Problem description:
What follows is a set of entries. Repeat them exactly, but not their pictures.

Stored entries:
· · · · · · ·
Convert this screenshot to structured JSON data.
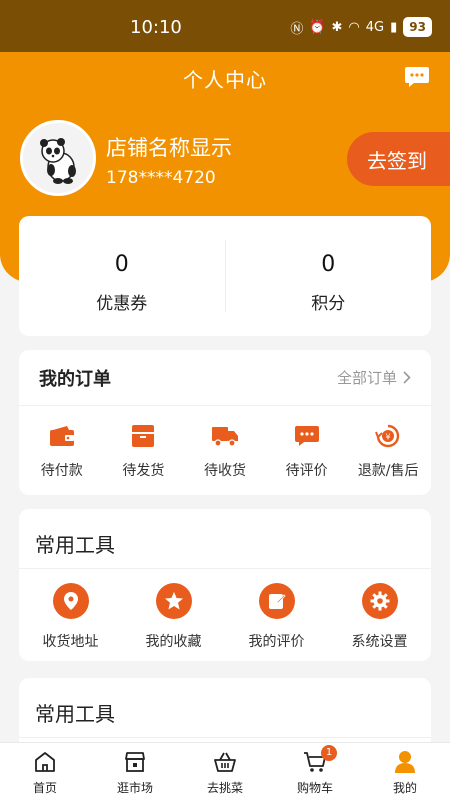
{
  "status_bar": {
    "time": "10:10",
    "network": "4G",
    "battery": "93"
  },
  "header": {
    "title": "个人中心",
    "message_icon": "chat-bubble-icon",
    "shop_name": "店铺名称显示",
    "phone": "178****4720",
    "signin_label": "去签到"
  },
  "stats": [
    {
      "value": "0",
      "label": "优惠券"
    },
    {
      "value": "0",
      "label": "积分"
    }
  ],
  "orders": {
    "title": "我的订单",
    "all_link": "全部订单",
    "items": [
      {
        "label": "待付款",
        "icon": "wallet-icon"
      },
      {
        "label": "待发货",
        "icon": "box-icon"
      },
      {
        "label": "待收货",
        "icon": "truck-icon"
      },
      {
        "label": "待评价",
        "icon": "comment-icon"
      },
      {
        "label": "退款/售后",
        "icon": "refund-icon"
      }
    ]
  },
  "tools": {
    "title": "常用工具",
    "items": [
      {
        "label": "收货地址",
        "icon": "location-icon"
      },
      {
        "label": "我的收藏",
        "icon": "star-icon"
      },
      {
        "label": "我的评价",
        "icon": "edit-icon"
      },
      {
        "label": "系统设置",
        "icon": "gear-icon"
      }
    ]
  },
  "tools2": {
    "title": "常用工具"
  },
  "bottom_nav": [
    {
      "label": "首页",
      "icon": "home-icon"
    },
    {
      "label": "逛市场",
      "icon": "store-icon"
    },
    {
      "label": "去挑菜",
      "icon": "basket-icon"
    },
    {
      "label": "购物车",
      "icon": "cart-icon",
      "badge": "1"
    },
    {
      "label": "我的",
      "icon": "user-icon",
      "active": true
    }
  ],
  "colors": {
    "brand_orange": "#f29200",
    "accent_red_orange": "#e85d1d",
    "status_bar": "#7a4e05"
  }
}
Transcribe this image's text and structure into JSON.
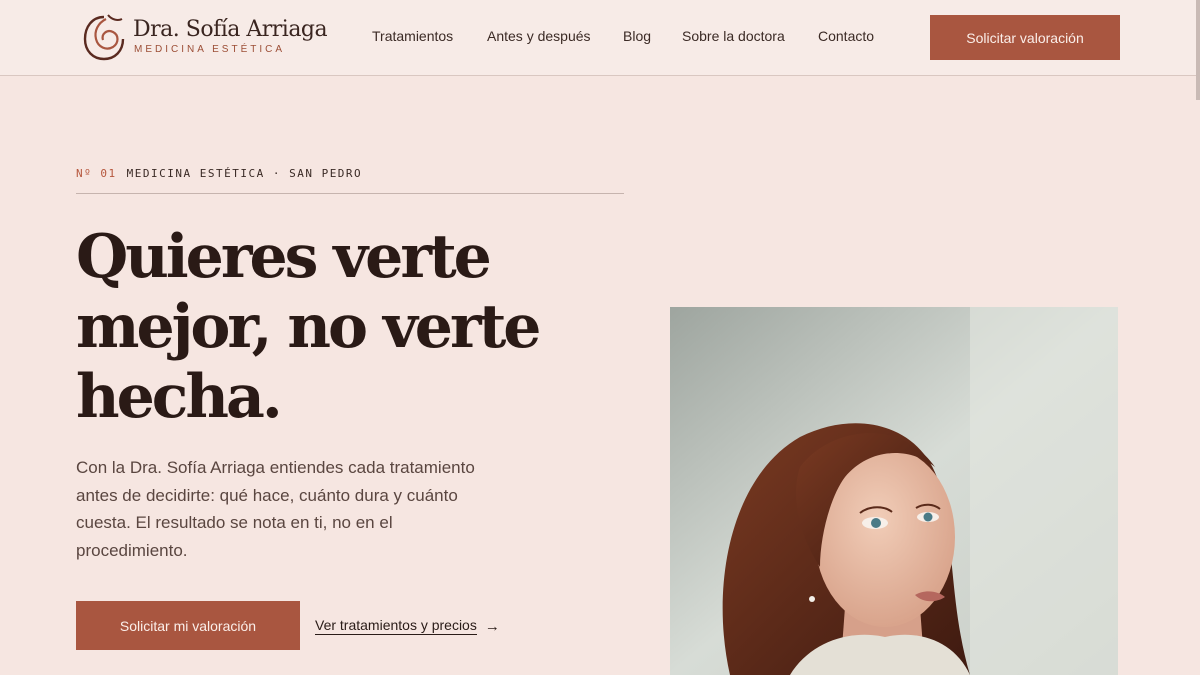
{
  "brand": {
    "name": "Dra. Sofía Arriaga",
    "tagline": "MEDICINA ESTÉTICA"
  },
  "nav": {
    "items": [
      "Tratamientos",
      "Antes y después",
      "Blog",
      "Sobre la doctora",
      "Contacto"
    ],
    "cta": "Solicitar valoración"
  },
  "hero": {
    "eyebrow_number": "Nº 01",
    "eyebrow_text": "MEDICINA ESTÉTICA · SAN PEDRO",
    "headline": "Quieres verte mejor, no verte hecha.",
    "intro": "Con la Dra. Sofía Arriaga entiendes cada tratamiento antes de decidirte: qué hace, cuánto dura y cuánto cuesta. El resultado se nota en ti, no en el procedimiento.",
    "primary_cta": "Solicitar mi valoración",
    "secondary_link": "Ver tratamientos y precios"
  },
  "icons": {
    "arrow": "arrow-right-icon",
    "logo": "logo-mark-icon"
  },
  "colors": {
    "accent": "#a95640",
    "background": "#f6e6e1",
    "text": "#2a1c18"
  }
}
· · · · · · ·
Exercise response:
Convert this screenshot to structured JSON data.
{
  "status_bar": {
    "time": "10:10",
    "network": "4G",
    "battery": "93"
  },
  "header": {
    "title": "个人中心",
    "message_icon": "chat-bubble-icon",
    "shop_name": "店铺名称显示",
    "phone": "178****4720",
    "signin_label": "去签到"
  },
  "stats": [
    {
      "value": "0",
      "label": "优惠券"
    },
    {
      "value": "0",
      "label": "积分"
    }
  ],
  "orders": {
    "title": "我的订单",
    "all_link": "全部订单",
    "items": [
      {
        "label": "待付款",
        "icon": "wallet-icon"
      },
      {
        "label": "待发货",
        "icon": "box-icon"
      },
      {
        "label": "待收货",
        "icon": "truck-icon"
      },
      {
        "label": "待评价",
        "icon": "comment-icon"
      },
      {
        "label": "退款/售后",
        "icon": "refund-icon"
      }
    ]
  },
  "tools": {
    "title": "常用工具",
    "items": [
      {
        "label": "收货地址",
        "icon": "location-icon"
      },
      {
        "label": "我的收藏",
        "icon": "star-icon"
      },
      {
        "label": "我的评价",
        "icon": "edit-icon"
      },
      {
        "label": "系统设置",
        "icon": "gear-icon"
      }
    ]
  },
  "tools2": {
    "title": "常用工具"
  },
  "bottom_nav": [
    {
      "label": "首页",
      "icon": "home-icon"
    },
    {
      "label": "逛市场",
      "icon": "store-icon"
    },
    {
      "label": "去挑菜",
      "icon": "basket-icon"
    },
    {
      "label": "购物车",
      "icon": "cart-icon",
      "badge": "1"
    },
    {
      "label": "我的",
      "icon": "user-icon",
      "active": true
    }
  ],
  "colors": {
    "brand_orange": "#f29200",
    "accent_red_orange": "#e85d1d",
    "status_bar": "#7a4e05"
  }
}
Transcribe this image's text and structure into JSON.
{
  "brand": {
    "name": "Dra. Sofía Arriaga",
    "tagline": "MEDICINA ESTÉTICA"
  },
  "nav": {
    "items": [
      "Tratamientos",
      "Antes y después",
      "Blog",
      "Sobre la doctora",
      "Contacto"
    ],
    "cta": "Solicitar valoración"
  },
  "hero": {
    "eyebrow_number": "Nº 01",
    "eyebrow_text": "MEDICINA ESTÉTICA · SAN PEDRO",
    "headline": "Quieres verte mejor, no verte hecha.",
    "intro": "Con la Dra. Sofía Arriaga entiendes cada tratamiento antes de decidirte: qué hace, cuánto dura y cuánto cuesta. El resultado se nota en ti, no en el procedimiento.",
    "primary_cta": "Solicitar mi valoración",
    "secondary_link": "Ver tratamientos y precios"
  },
  "icons": {
    "arrow": "arrow-right-icon",
    "logo": "logo-mark-icon"
  },
  "colors": {
    "accent": "#a95640",
    "background": "#f6e6e1",
    "text": "#2a1c18"
  }
}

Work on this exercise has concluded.